Dataset entries on figures:

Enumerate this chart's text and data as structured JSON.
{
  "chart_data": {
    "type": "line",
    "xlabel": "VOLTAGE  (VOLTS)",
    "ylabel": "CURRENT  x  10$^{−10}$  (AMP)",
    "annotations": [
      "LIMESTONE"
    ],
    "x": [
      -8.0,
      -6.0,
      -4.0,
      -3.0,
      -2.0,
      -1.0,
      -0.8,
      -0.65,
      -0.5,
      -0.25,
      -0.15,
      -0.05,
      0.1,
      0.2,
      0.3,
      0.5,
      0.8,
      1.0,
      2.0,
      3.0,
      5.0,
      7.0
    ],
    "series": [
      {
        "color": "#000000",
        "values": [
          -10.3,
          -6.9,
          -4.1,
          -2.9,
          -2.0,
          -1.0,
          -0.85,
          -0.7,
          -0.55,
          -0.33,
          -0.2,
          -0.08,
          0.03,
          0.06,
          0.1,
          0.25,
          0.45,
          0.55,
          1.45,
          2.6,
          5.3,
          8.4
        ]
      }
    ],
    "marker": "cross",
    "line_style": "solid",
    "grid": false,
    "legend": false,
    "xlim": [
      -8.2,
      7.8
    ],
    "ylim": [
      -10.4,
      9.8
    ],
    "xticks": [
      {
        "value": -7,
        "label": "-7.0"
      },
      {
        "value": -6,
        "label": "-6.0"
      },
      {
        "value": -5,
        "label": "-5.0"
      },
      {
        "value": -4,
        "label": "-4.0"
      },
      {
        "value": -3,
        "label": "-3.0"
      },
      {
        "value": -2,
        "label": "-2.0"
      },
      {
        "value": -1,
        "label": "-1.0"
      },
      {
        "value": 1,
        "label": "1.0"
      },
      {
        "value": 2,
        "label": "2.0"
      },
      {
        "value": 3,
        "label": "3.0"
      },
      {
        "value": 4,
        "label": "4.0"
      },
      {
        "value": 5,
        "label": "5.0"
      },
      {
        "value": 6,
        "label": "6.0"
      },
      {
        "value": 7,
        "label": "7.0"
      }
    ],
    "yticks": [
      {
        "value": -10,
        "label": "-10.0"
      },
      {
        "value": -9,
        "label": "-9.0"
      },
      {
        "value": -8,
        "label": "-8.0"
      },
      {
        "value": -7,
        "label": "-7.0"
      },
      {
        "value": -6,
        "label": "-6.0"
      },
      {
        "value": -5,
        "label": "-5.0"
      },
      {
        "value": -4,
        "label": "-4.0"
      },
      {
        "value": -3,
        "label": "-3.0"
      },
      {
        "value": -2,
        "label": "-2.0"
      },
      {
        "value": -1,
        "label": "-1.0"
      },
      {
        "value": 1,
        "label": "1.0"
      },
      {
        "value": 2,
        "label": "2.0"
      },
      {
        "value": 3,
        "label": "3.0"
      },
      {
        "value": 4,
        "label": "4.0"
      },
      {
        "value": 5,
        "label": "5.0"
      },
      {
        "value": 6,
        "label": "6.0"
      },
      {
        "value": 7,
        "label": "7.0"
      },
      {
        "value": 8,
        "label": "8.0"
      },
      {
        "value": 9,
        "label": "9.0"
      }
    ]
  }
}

Problem details: Repeat the preceding lines exactly, please, every one of them.

The reply:
Enumerate this chart's text and data as structured JSON.
{
  "chart_data": {
    "type": "line",
    "xlabel": "VOLTAGE  (VOLTS)",
    "ylabel": "CURRENT  x  10$^{−10}$  (AMP)",
    "annotations": [
      "LIMESTONE"
    ],
    "x": [
      -8.0,
      -6.0,
      -4.0,
      -3.0,
      -2.0,
      -1.0,
      -0.8,
      -0.65,
      -0.5,
      -0.25,
      -0.15,
      -0.05,
      0.1,
      0.2,
      0.3,
      0.5,
      0.8,
      1.0,
      2.0,
      3.0,
      5.0,
      7.0
    ],
    "series": [
      {
        "color": "#000000",
        "values": [
          -10.3,
          -6.9,
          -4.1,
          -2.9,
          -2.0,
          -1.0,
          -0.85,
          -0.7,
          -0.55,
          -0.33,
          -0.2,
          -0.08,
          0.03,
          0.06,
          0.1,
          0.25,
          0.45,
          0.55,
          1.45,
          2.6,
          5.3,
          8.4
        ]
      }
    ],
    "marker": "cross",
    "line_style": "solid",
    "grid": false,
    "legend": false,
    "xlim": [
      -8.2,
      7.8
    ],
    "ylim": [
      -10.4,
      9.8
    ],
    "xticks": [
      {
        "value": -7,
        "label": "-7.0"
      },
      {
        "value": -6,
        "label": "-6.0"
      },
      {
        "value": -5,
        "label": "-5.0"
      },
      {
        "value": -4,
        "label": "-4.0"
      },
      {
        "value": -3,
        "label": "-3.0"
      },
      {
        "value": -2,
        "label": "-2.0"
      },
      {
        "value": -1,
        "label": "-1.0"
      },
      {
        "value": 1,
        "label": "1.0"
      },
      {
        "value": 2,
        "label": "2.0"
      },
      {
        "value": 3,
        "label": "3.0"
      },
      {
        "value": 4,
        "label": "4.0"
      },
      {
        "value": 5,
        "label": "5.0"
      },
      {
        "value": 6,
        "label": "6.0"
      },
      {
        "value": 7,
        "label": "7.0"
      }
    ],
    "yticks": [
      {
        "value": -10,
        "label": "-10.0"
      },
      {
        "value": -9,
        "label": "-9.0"
      },
      {
        "value": -8,
        "label": "-8.0"
      },
      {
        "value": -7,
        "label": "-7.0"
      },
      {
        "value": -6,
        "label": "-6.0"
      },
      {
        "value": -5,
        "label": "-5.0"
      },
      {
        "value": -4,
        "label": "-4.0"
      },
      {
        "value": -3,
        "label": "-3.0"
      },
      {
        "value": -2,
        "label": "-2.0"
      },
      {
        "value": -1,
        "label": "-1.0"
      },
      {
        "value": 1,
        "label": "1.0"
      },
      {
        "value": 2,
        "label": "2.0"
      },
      {
        "value": 3,
        "label": "3.0"
      },
      {
        "value": 4,
        "label": "4.0"
      },
      {
        "value": 5,
        "label": "5.0"
      },
      {
        "value": 6,
        "label": "6.0"
      },
      {
        "value": 7,
        "label": "7.0"
      },
      {
        "value": 8,
        "label": "8.0"
      },
      {
        "value": 9,
        "label": "9.0"
      }
    ]
  }
}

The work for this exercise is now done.